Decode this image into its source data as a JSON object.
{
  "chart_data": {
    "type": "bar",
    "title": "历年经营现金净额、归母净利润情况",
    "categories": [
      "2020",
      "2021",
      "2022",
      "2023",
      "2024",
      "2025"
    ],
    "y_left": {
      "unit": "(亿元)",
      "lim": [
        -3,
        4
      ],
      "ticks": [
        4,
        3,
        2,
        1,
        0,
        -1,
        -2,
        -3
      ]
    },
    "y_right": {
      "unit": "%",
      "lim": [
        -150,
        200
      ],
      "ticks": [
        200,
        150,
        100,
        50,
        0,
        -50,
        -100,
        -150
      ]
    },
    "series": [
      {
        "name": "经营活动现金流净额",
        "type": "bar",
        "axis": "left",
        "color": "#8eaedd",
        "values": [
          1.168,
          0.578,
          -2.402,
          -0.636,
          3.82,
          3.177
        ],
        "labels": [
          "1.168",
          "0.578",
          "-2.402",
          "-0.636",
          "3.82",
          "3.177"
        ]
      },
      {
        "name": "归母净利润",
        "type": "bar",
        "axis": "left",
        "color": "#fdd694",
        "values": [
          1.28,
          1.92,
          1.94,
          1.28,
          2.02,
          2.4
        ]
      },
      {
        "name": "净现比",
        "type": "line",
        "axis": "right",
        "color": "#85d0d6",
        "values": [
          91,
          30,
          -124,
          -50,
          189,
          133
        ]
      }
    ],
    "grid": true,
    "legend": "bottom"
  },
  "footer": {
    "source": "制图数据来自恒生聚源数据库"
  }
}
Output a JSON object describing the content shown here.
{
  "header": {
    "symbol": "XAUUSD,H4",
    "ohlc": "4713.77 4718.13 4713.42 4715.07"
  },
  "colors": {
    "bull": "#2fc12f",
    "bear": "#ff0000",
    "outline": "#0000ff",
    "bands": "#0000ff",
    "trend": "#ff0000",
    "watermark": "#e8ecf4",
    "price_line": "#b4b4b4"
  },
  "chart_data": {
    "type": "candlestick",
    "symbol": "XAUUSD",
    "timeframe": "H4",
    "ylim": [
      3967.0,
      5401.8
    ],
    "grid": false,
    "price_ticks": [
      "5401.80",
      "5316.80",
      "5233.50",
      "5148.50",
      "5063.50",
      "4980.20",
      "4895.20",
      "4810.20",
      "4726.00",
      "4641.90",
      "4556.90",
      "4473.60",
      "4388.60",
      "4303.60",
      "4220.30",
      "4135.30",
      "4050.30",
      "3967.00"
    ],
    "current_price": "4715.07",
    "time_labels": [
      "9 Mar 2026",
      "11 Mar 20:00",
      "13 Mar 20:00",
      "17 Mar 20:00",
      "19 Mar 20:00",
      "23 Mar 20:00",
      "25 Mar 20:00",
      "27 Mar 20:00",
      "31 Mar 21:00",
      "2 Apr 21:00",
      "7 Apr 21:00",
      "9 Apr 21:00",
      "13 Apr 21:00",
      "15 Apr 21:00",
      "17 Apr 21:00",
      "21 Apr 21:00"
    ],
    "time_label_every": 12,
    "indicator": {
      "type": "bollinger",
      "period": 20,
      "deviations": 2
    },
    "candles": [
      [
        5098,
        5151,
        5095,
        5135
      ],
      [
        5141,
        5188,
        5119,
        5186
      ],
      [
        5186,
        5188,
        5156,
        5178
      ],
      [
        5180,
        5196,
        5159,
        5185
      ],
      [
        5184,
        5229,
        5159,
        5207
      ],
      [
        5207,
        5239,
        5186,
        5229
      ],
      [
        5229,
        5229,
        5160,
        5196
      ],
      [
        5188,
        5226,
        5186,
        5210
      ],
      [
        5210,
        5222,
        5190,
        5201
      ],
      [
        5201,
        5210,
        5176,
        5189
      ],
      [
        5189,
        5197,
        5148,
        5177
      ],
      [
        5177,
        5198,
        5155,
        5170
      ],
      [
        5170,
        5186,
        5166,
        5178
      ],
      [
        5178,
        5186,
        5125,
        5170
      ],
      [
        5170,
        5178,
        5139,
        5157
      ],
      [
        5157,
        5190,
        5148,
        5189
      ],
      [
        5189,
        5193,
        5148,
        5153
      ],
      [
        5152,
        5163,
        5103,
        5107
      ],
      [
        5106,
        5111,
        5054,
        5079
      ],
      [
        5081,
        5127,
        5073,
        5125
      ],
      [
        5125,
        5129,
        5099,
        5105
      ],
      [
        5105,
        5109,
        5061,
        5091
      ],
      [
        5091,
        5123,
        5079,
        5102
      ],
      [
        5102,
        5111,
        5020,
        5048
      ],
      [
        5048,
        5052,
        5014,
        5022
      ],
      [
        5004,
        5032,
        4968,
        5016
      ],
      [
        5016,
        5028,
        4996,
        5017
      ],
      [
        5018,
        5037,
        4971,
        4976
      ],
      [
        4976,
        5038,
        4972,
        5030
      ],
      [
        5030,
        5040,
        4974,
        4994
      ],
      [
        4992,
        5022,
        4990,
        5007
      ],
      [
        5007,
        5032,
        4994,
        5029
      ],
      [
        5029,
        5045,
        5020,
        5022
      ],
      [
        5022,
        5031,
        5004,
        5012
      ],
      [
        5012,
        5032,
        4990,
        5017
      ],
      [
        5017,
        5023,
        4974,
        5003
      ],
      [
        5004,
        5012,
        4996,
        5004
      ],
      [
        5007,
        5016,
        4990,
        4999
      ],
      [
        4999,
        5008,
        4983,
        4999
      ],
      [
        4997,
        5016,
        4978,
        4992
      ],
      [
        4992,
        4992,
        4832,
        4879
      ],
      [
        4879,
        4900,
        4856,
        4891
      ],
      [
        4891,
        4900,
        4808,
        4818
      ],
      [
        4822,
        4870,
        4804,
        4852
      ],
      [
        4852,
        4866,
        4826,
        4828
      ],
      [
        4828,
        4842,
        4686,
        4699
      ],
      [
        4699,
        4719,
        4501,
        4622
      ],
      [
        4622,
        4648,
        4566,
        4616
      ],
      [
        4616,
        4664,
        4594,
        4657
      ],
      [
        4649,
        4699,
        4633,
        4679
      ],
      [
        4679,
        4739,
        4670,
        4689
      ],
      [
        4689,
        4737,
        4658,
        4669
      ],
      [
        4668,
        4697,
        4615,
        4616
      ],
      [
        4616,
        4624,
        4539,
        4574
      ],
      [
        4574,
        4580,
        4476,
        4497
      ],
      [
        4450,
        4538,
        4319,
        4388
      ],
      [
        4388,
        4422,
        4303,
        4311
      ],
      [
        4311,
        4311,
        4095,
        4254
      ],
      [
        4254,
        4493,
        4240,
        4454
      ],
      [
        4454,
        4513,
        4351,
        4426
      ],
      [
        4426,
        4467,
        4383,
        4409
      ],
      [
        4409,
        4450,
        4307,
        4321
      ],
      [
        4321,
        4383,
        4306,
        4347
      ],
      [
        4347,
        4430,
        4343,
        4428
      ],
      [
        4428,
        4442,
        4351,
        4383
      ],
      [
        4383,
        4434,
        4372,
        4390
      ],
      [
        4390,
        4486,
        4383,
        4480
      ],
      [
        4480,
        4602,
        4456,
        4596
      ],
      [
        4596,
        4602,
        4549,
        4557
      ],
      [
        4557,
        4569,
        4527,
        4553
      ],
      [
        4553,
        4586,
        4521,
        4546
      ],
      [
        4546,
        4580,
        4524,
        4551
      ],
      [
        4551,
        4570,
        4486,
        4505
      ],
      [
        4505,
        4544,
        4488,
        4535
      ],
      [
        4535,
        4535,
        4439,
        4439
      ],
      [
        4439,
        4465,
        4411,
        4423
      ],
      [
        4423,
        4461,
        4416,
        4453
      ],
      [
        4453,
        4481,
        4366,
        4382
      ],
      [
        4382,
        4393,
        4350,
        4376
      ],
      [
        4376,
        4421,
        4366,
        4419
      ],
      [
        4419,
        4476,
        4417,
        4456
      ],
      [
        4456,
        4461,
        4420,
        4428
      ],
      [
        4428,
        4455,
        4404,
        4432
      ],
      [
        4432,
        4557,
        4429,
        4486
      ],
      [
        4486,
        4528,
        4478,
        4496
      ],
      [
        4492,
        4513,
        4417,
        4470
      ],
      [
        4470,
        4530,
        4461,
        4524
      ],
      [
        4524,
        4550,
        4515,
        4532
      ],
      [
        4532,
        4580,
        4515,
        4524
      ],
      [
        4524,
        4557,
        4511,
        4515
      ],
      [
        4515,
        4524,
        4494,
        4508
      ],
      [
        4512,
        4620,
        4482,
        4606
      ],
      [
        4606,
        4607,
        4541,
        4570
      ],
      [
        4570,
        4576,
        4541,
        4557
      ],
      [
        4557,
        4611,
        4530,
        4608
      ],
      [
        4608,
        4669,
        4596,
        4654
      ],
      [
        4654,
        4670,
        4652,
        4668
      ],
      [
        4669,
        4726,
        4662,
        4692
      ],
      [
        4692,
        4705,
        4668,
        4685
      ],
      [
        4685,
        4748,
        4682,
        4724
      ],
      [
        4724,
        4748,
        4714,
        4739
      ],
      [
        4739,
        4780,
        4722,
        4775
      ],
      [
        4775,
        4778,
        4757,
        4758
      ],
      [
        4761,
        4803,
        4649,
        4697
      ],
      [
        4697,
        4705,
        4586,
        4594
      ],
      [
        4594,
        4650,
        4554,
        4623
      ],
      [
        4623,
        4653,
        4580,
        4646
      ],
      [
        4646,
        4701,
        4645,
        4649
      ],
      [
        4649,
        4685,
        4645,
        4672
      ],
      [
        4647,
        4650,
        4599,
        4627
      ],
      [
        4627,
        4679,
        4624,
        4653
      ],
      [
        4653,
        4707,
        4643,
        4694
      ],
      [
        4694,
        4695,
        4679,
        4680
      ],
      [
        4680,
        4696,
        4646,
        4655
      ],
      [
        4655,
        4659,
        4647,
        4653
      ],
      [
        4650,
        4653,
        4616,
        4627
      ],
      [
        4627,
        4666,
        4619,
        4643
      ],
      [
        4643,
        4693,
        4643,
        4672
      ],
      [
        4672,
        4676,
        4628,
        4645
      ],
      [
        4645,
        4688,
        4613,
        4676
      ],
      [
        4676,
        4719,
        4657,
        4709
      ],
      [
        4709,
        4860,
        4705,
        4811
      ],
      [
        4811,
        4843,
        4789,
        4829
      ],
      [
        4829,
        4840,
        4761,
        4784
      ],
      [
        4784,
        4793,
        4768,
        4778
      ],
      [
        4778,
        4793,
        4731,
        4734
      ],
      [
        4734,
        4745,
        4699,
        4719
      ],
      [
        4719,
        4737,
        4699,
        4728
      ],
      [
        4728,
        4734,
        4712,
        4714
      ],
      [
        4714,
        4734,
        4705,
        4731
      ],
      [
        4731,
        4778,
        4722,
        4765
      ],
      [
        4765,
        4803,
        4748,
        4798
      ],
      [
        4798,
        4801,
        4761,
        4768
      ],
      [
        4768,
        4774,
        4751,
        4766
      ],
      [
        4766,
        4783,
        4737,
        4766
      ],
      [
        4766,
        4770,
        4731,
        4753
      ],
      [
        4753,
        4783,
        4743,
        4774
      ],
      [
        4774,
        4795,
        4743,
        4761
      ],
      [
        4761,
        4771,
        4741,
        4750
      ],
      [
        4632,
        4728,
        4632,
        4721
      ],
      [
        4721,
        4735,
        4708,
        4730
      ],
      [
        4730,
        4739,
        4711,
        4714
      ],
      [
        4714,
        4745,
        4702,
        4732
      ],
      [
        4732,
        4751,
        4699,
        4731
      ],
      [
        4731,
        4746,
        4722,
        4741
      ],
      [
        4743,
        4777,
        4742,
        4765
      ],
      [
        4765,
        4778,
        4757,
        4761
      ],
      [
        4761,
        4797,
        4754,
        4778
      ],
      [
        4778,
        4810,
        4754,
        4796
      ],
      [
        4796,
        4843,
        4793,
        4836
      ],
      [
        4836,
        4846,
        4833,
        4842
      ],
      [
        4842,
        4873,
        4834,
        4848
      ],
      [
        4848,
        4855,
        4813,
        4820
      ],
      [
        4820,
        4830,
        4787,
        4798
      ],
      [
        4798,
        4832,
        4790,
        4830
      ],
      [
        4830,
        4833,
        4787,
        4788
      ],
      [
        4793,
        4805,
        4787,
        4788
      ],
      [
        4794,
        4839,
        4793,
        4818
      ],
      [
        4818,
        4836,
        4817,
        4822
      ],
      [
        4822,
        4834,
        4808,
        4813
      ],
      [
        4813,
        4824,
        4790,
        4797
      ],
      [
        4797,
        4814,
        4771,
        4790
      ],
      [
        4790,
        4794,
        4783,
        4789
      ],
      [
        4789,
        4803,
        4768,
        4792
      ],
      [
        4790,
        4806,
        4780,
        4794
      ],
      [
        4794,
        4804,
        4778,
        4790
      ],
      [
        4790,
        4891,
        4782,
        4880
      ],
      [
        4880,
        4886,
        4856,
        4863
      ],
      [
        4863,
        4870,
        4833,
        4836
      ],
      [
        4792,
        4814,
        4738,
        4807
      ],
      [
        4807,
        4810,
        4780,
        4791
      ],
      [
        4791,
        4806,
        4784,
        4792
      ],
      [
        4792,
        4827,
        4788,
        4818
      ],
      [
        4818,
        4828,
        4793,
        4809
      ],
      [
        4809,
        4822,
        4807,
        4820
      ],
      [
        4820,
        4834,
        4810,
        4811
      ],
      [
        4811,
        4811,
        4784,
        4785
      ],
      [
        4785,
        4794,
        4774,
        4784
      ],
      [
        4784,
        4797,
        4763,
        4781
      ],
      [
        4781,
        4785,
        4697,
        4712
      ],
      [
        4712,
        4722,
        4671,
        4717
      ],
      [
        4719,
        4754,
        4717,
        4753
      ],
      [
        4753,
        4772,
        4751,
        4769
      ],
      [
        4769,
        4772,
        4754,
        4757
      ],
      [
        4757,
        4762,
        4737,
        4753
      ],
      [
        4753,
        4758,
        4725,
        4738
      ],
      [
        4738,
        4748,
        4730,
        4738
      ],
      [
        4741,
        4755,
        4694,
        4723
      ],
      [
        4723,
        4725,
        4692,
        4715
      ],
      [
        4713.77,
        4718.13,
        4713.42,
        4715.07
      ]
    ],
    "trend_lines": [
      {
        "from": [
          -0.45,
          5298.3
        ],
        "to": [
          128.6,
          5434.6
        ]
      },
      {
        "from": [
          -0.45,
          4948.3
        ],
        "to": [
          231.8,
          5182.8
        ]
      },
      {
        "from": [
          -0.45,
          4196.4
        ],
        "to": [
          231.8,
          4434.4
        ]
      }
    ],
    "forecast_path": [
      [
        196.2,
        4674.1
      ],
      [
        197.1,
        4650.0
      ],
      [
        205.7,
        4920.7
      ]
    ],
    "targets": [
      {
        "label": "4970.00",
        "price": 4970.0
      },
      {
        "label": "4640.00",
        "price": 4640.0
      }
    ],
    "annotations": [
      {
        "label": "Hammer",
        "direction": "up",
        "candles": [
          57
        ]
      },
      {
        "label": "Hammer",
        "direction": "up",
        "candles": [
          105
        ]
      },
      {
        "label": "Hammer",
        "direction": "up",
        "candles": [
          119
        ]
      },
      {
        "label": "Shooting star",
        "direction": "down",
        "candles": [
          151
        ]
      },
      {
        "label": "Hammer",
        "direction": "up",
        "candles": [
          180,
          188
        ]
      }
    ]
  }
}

> [Problem to solve] Looking at the records above, count the lines where the word "source" appears. State only the number.

> [Output for this exercise] 2